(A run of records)
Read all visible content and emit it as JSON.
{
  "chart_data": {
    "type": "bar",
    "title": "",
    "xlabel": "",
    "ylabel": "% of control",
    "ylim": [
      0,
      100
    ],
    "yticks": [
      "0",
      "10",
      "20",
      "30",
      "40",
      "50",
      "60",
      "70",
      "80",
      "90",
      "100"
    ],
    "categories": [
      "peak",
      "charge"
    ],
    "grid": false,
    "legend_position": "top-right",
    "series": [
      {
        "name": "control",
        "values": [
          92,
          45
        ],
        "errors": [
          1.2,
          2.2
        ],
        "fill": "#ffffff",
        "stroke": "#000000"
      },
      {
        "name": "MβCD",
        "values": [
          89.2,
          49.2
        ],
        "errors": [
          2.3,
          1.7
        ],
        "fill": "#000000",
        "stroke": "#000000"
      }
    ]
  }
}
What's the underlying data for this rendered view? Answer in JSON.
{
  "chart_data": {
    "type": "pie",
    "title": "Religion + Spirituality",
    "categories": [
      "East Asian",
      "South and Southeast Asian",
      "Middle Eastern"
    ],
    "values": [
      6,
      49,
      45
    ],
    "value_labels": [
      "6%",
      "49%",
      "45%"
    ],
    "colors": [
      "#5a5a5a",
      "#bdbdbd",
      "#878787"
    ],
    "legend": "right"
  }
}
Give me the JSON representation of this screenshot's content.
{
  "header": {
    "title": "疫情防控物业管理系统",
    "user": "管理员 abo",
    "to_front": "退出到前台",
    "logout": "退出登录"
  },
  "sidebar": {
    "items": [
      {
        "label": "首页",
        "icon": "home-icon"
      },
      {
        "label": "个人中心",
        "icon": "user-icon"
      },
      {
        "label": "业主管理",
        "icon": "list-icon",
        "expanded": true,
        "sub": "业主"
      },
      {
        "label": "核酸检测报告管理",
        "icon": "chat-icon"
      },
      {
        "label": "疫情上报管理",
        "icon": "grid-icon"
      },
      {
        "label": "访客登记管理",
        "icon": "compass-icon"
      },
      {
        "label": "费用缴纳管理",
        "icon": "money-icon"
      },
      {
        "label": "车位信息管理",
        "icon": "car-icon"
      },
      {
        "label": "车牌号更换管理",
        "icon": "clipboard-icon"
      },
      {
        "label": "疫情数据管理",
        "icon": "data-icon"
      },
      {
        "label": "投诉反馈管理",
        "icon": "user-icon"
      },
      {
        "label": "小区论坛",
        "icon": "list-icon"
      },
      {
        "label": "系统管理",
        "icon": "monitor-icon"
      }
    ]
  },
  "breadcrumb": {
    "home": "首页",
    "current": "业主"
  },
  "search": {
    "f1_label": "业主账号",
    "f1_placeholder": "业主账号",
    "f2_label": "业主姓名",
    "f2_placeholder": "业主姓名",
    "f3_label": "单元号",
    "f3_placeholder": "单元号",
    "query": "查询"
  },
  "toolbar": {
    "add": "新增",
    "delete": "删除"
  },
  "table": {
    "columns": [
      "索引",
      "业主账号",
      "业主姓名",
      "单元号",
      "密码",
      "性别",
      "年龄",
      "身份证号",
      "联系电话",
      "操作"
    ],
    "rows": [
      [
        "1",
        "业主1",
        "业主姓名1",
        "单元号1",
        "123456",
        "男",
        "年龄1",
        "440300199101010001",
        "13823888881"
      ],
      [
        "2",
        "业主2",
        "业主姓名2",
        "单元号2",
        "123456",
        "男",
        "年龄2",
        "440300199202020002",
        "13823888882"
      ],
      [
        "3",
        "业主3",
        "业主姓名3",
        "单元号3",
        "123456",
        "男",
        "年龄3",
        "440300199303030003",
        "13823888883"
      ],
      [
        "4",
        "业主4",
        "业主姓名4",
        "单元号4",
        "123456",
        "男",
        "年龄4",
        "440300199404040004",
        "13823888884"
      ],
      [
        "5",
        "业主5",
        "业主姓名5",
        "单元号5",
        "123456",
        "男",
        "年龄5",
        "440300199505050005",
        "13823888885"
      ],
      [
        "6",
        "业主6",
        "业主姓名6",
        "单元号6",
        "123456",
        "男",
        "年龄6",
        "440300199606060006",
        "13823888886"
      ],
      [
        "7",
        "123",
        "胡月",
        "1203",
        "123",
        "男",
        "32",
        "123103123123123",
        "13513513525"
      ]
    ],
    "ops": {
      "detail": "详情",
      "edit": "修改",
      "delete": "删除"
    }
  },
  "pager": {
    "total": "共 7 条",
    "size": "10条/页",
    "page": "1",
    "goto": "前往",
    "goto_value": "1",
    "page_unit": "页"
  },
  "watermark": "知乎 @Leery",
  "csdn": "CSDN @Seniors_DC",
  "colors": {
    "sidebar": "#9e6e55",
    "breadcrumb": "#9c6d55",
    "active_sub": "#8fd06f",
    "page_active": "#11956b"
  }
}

## [Stated exercise]
Give an exact repetition of all the material.

## [Full answer]
Read all visible content and emit it as JSON.
{
  "chart_data": {
    "type": "bar",
    "title": "",
    "xlabel": "",
    "ylabel": "% of control",
    "ylim": [
      0,
      100
    ],
    "yticks": [
      "0",
      "10",
      "20",
      "30",
      "40",
      "50",
      "60",
      "70",
      "80",
      "90",
      "100"
    ],
    "categories": [
      "peak",
      "charge"
    ],
    "grid": false,
    "legend_position": "top-right",
    "series": [
      {
        "name": "control",
        "values": [
          92,
          45
        ],
        "errors": [
          1.2,
          2.2
        ],
        "fill": "#ffffff",
        "stroke": "#000000"
      },
      {
        "name": "MβCD",
        "values": [
          89.2,
          49.2
        ],
        "errors": [
          2.3,
          1.7
        ],
        "fill": "#000000",
        "stroke": "#000000"
      }
    ]
  }
}
What's the underlying data for this rendered view? Answer in JSON.
{
  "chart_data": {
    "type": "pie",
    "title": "Religion + Spirituality",
    "categories": [
      "East Asian",
      "South and Southeast Asian",
      "Middle Eastern"
    ],
    "values": [
      6,
      49,
      45
    ],
    "value_labels": [
      "6%",
      "49%",
      "45%"
    ],
    "colors": [
      "#5a5a5a",
      "#bdbdbd",
      "#878787"
    ],
    "legend": "right"
  }
}
Give me the JSON representation of this screenshot's content.
{
  "header": {
    "title": "疫情防控物业管理系统",
    "user": "管理员 abo",
    "to_front": "退出到前台",
    "logout": "退出登录"
  },
  "sidebar": {
    "items": [
      {
        "label": "首页",
        "icon": "home-icon"
      },
      {
        "label": "个人中心",
        "icon": "user-icon"
      },
      {
        "label": "业主管理",
        "icon": "list-icon",
        "expanded": true,
        "sub": "业主"
      },
      {
        "label": "核酸检测报告管理",
        "icon": "chat-icon"
      },
      {
        "label": "疫情上报管理",
        "icon": "grid-icon"
      },
      {
        "label": "访客登记管理",
        "icon": "compass-icon"
      },
      {
        "label": "费用缴纳管理",
        "icon": "money-icon"
      },
      {
        "label": "车位信息管理",
        "icon": "car-icon"
      },
      {
        "label": "车牌号更换管理",
        "icon": "clipboard-icon"
      },
      {
        "label": "疫情数据管理",
        "icon": "data-icon"
      },
      {
        "label": "投诉反馈管理",
        "icon": "user-icon"
      },
      {
        "label": "小区论坛",
        "icon": "list-icon"
      },
      {
        "label": "系统管理",
        "icon": "monitor-icon"
      }
    ]
  },
  "breadcrumb": {
    "home": "首页",
    "current": "业主"
  },
  "search": {
    "f1_label": "业主账号",
    "f1_placeholder": "业主账号",
    "f2_label": "业主姓名",
    "f2_placeholder": "业主姓名",
    "f3_label": "单元号",
    "f3_placeholder": "单元号",
    "query": "查询"
  },
  "toolbar": {
    "add": "新增",
    "delete": "删除"
  },
  "table": {
    "columns": [
      "索引",
      "业主账号",
      "业主姓名",
      "单元号",
      "密码",
      "性别",
      "年龄",
      "身份证号",
      "联系电话",
      "操作"
    ],
    "rows": [
      [
        "1",
        "业主1",
        "业主姓名1",
        "单元号1",
        "123456",
        "男",
        "年龄1",
        "440300199101010001",
        "13823888881"
      ],
      [
        "2",
        "业主2",
        "业主姓名2",
        "单元号2",
        "123456",
        "男",
        "年龄2",
        "440300199202020002",
        "13823888882"
      ],
      [
        "3",
        "业主3",
        "业主姓名3",
        "单元号3",
        "123456",
        "男",
        "年龄3",
        "440300199303030003",
        "13823888883"
      ],
      [
        "4",
        "业主4",
        "业主姓名4",
        "单元号4",
        "123456",
        "男",
        "年龄4",
        "440300199404040004",
        "13823888884"
      ],
      [
        "5",
        "业主5",
        "业主姓名5",
        "单元号5",
        "123456",
        "男",
        "年龄5",
        "440300199505050005",
        "13823888885"
      ],
      [
        "6",
        "业主6",
        "业主姓名6",
        "单元号6",
        "123456",
        "男",
        "年龄6",
        "440300199606060006",
        "13823888886"
      ],
      [
        "7",
        "123",
        "胡月",
        "1203",
        "123",
        "男",
        "32",
        "123103123123123",
        "13513513525"
      ]
    ],
    "ops": {
      "detail": "详情",
      "edit": "修改",
      "delete": "删除"
    }
  },
  "pager": {
    "total": "共 7 条",
    "size": "10条/页",
    "page": "1",
    "goto": "前往",
    "goto_value": "1",
    "page_unit": "页"
  },
  "watermark": "知乎 @Leery",
  "csdn": "CSDN @Seniors_DC",
  "colors": {
    "sidebar": "#9e6e55",
    "breadcrumb": "#9c6d55",
    "active_sub": "#8fd06f",
    "page_active": "#11956b"
  }
}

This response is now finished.